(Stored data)
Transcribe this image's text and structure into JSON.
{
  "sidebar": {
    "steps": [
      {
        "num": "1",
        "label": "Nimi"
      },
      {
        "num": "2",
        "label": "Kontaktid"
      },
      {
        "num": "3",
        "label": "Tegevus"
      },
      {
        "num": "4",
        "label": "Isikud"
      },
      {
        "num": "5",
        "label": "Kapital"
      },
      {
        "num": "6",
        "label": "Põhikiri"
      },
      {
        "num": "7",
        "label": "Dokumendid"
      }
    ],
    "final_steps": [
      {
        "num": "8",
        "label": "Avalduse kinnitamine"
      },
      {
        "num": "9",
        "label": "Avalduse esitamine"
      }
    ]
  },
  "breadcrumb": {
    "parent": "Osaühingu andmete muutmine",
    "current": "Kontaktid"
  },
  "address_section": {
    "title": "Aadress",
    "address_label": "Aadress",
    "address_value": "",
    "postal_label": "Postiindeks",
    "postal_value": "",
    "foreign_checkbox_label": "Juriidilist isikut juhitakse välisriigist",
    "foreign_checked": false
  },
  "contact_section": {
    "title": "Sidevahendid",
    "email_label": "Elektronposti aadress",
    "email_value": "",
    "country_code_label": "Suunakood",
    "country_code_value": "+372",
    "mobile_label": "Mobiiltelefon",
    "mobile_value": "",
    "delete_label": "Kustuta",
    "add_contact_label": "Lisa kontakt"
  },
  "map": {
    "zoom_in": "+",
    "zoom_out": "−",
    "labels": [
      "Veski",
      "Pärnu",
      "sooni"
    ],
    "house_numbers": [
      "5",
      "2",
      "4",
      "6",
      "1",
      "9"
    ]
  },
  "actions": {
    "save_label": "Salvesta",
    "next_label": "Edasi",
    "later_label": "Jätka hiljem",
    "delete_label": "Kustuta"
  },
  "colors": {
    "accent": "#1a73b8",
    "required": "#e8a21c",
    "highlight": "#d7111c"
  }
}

*What the task requires:* Check every line for "Avalduse" and show the ones that have it.

*Problem solution:*
        "label": "Avalduse kinnitamine"
        "label": "Avalduse esitamine"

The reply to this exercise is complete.